• The task
Give every line of the data again, unchanged, but with no pictures.
===== Input records =====
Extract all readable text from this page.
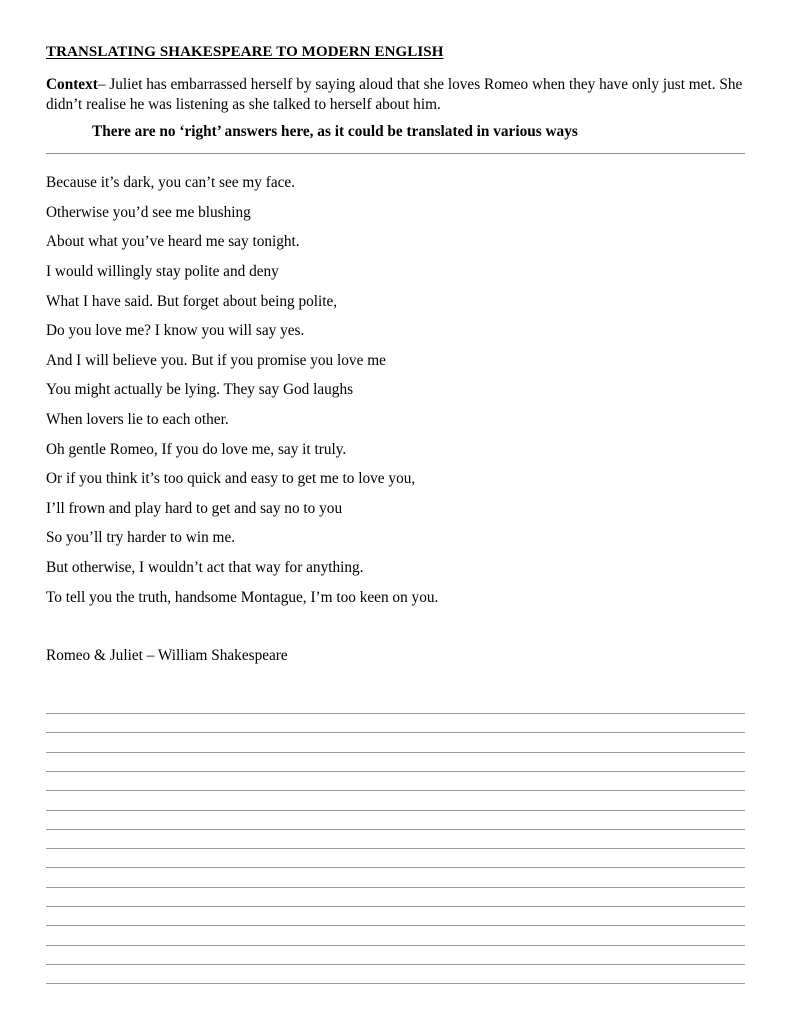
TRANSLATING SHAKESPEARE TO MODERN ENGLISH

Context– Juliet has embarrassed herself by saying aloud that she loves Romeo when they have only just met. She didn’t realise he was listening as she talked to herself about him.

There are no ‘right’ answers here, as it could be translated in various ways

Because it’s dark, you can’t see my face.
Otherwise you’d see me blushing
About what you’ve heard me say tonight.
I would willingly stay polite and deny
What I have said. But forget about being polite,
Do you love me? I know you will say yes.
And I will believe you. But if you promise you love me
You might actually be lying. They say God laughs
When lovers lie to each other.
Oh gentle Romeo, If you do love me, say it truly.
Or if you think it’s too quick and easy to get me to love you,
I’ll frown and play hard to get and say no to you
So you’ll try harder to win me.
But otherwise, I wouldn’t act that way for anything.
To tell you the truth, handsome Montague, I’m too keen on you.
Romeo & Juliet – William Shakespeare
=====
• Solution
Extract all readable text from this page.
TRANSLATING SHAKESPEARE TO MODERN ENGLISH

Context– Juliet has embarrassed herself by saying aloud that she loves Romeo when they have only just met. She didn’t realise he was listening as she talked to herself about him.

There are no ‘right’ answers here, as it could be translated in various ways

Because it’s dark, you can’t see my face.
Otherwise you’d see me blushing
About what you’ve heard me say tonight.
I would willingly stay polite and deny
What I have said. But forget about being polite,
Do you love me? I know you will say yes.
And I will believe you. But if you promise you love me
You might actually be lying. They say God laughs
When lovers lie to each other.
Oh gentle Romeo, If you do love me, say it truly.
Or if you think it’s too quick and easy to get me to love you,
I’ll frown and play hard to get and say no to you
So you’ll try harder to win me.
But otherwise, I wouldn’t act that way for anything.
To tell you the truth, handsome Montague, I’m too keen on you.
Romeo & Juliet – William Shakespeare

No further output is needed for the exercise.